━━━ DATA FOR PROCESSING
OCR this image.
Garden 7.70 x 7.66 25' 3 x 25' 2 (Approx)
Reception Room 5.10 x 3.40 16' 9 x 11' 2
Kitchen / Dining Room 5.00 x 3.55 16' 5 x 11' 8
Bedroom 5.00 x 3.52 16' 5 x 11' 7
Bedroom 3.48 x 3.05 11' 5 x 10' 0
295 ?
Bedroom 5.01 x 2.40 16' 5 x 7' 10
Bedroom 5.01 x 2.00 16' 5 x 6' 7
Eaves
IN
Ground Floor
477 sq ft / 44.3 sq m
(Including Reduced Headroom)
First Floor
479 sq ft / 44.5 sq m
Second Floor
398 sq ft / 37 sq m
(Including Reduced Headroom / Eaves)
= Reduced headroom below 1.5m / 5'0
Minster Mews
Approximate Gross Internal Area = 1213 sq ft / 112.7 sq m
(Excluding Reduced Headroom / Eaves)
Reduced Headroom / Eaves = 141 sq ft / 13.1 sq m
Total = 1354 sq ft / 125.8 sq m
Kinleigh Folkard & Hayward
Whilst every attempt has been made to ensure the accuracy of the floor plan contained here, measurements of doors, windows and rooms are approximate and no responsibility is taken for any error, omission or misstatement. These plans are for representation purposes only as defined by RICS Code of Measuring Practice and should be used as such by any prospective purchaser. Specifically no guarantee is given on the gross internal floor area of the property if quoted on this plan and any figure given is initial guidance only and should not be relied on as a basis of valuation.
━━━━━━
→ EXERCISE REQUIREMENTS:
Give only the number of lines in the records that contain the string "Eaves".

→ WORKED SOLUTION:
4